Gake no ue no Ponyo, prime impressioni


Appena tornato dal cinema dove ho visto l`ultimo film di Miyazaki Hayao, Gake no ue no Ponyo.
Subito da rilevare che la sala era piena (10.30 di mattina) e che meta` erano bambini sotto i 6-7 anni (anch`io ho contribuito con le mie figlie di 2 e 6 ) , infatti diversamente dal solito per la visione di questa opera e` possibile portare anche i bambini al di sotto dei tre anni (virtualmente anche i neonati). Qualche impressione sgrammaticata cosi` come vengono fuori dalle dita stanche:

Il film, come gia` annunciato due anni fa dallo stesso Miyazaki, e` un ritorno al disegno a mano, lasciata la CG il regista ritorna in superficie, (ri)conquista cioe` una certa semplicita`, l`essenziale sia nello stile, sia nella narrazione che nell`uso dei colori. Abbondano quelli caldi, di tinte mediterranee per cosi` dire anche se il paesino dove si svolge la storia e` stato ispirato a Miyazaki da un piccolo porto giapponese. La storia e` quella di una stana pesciolina fantastica, Ponyo appunto , che fugge dal mondo fatato in cui vive per incontrare un bambino di 5 anni e per provare a realizzare il suo sogno, cioe` quello di diventare un umano, o meglio sarebbe dire una bambina. Come sempre in Miyazaki c`e` un forte schierarsi dalla parte dell`elemento naturale. Il continuo brulicare di insetti, di pesci, onde ed altri essseri marini che si avvinghiano e trasformano incessantemente l`un l`altro compongono alcune delle scene migliori del film, quasi di stampo surreale. Ponyo e` un canto sincero ed appassionato al mare, alla sua forza, alla sua imprevedibilita` ed alla luna che all` elemento acqueo e` legata. Per questo mi sembra che l`elemento femminile, il femminino, sia uno dei punti nodale di Gake no ue no Ponyo, come se la salvezza o meglio la rinascita del mondo possa venire solo dal canto femmineo. Questa salvezza nel film e` rappresentata dalla riconquista di un`equilibrio naturale dopo che la vicinanza della luna ha causato un violento tifone ed un`alta marea che ha sommerso tutto il paese (anche in questo caso le scene del mare e dei suoi abitanti che girano per il paese inondato sono tutte da vedere).
Una bella visione, un bagno rigeneratore, questo film e` un mondo dove (ri)emerge la forza degli elementi primari, aqcua, fuoco, vento. A questo proposito bellissima la scena in cui Ponyo entra nella casa dell`amico umano Sōsuke ed osserva con occhi rapiti e da stupore infantile l`acqua che esce dal rubinetto, il fuoco prodotto dal fornello, e la preparazione del ramen per poi dolcemente addormentarsi.
C`e` da aggiungere poi che il tocco di Miyazaki sembra fatto apposta per i bambini, infatti durante la proiezione del film i pargoletti che erano seduti sono stati quasi in assoluto silenzio (che e` un risultato davvero difficile da ottenere!)

Attività da svolgere 1
Elenca ciò che Ponyo osserva nella casa di Sōsuke secondo il brano.
Attività da svolgere 2
Secondo il brano, per quale motivo l'elemento femminile è uno dei punti nodali del film? Rispondi in una o due frasi.
Attività da svolgere 3
Rispondi in base al brano:
(a) Quanti anni hanno le figlie dell'autore della recensione?
(b) Quanti anni ha il bambino che Ponyo vuole incontrare?
(c) Che cosa ha causato il tifone e l'alta marea?
L'elenco di dati proviene da una fonte diversa dal brano.

Dati estratti

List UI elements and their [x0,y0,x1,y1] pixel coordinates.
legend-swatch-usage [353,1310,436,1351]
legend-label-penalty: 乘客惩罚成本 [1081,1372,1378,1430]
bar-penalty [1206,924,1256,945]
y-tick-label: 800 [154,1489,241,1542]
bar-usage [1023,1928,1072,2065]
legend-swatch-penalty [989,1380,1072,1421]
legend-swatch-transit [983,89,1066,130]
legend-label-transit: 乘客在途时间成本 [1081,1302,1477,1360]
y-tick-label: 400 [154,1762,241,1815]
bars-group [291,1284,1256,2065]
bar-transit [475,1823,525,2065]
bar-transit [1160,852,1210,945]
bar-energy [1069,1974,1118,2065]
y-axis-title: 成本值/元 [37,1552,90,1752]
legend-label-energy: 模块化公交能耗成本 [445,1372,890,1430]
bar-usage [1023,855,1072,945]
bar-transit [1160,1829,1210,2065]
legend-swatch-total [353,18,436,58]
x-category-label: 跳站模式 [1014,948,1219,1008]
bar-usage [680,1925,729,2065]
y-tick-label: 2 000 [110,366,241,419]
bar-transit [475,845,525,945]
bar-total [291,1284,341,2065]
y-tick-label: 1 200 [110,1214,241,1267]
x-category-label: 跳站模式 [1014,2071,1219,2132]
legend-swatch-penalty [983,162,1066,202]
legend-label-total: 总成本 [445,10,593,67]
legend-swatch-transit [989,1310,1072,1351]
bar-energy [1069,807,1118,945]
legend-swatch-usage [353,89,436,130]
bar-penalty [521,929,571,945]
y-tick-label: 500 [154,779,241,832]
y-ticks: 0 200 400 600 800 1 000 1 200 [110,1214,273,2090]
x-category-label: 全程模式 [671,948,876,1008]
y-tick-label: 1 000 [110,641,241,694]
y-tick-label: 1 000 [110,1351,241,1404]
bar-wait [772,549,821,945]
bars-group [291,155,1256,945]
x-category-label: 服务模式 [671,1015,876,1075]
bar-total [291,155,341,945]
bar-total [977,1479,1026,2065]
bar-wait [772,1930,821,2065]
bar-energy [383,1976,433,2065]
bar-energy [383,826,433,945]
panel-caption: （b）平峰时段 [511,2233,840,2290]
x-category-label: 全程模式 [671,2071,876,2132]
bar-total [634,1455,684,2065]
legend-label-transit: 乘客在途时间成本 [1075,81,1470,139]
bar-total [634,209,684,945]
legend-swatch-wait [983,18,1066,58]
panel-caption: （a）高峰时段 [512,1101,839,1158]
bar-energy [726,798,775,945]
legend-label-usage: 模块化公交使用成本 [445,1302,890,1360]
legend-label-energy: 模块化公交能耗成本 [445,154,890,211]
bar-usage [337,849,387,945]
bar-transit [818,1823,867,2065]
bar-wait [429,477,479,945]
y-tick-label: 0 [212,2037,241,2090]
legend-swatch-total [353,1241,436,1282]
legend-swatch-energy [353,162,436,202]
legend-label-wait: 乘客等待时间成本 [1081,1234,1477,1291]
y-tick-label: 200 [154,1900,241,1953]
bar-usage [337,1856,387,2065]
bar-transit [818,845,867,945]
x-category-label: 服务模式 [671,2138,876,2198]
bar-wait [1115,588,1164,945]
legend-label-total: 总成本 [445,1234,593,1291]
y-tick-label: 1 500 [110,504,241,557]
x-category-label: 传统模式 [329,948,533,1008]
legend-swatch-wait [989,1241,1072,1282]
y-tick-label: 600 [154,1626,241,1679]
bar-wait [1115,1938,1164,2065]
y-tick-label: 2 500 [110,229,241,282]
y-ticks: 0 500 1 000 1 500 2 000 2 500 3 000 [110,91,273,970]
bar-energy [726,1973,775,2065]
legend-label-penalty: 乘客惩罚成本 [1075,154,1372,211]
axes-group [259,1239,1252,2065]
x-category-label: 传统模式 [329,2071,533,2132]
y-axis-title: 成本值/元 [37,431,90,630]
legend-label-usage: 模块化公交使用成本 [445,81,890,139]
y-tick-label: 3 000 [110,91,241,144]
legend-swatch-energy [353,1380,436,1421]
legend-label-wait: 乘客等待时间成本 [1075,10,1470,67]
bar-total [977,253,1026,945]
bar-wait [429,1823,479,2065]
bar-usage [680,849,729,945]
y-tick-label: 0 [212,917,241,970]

Spazio risposta 1
- l'acqua che esce dal rubinetto
- il fuoco prodotto dal fornello
- la preparazione del ramen

Spazio risposta 2
Perché Ponyo è un canto sincero e appassionato al mare, alla sua forza e alla sua imprevedibilità, e alla luna, che è legata all'elemento acqueo.

Spazio risposta 3
(a) 2 e 6 anni.
(b) 5 anni.
(c) La vicinanza della luna.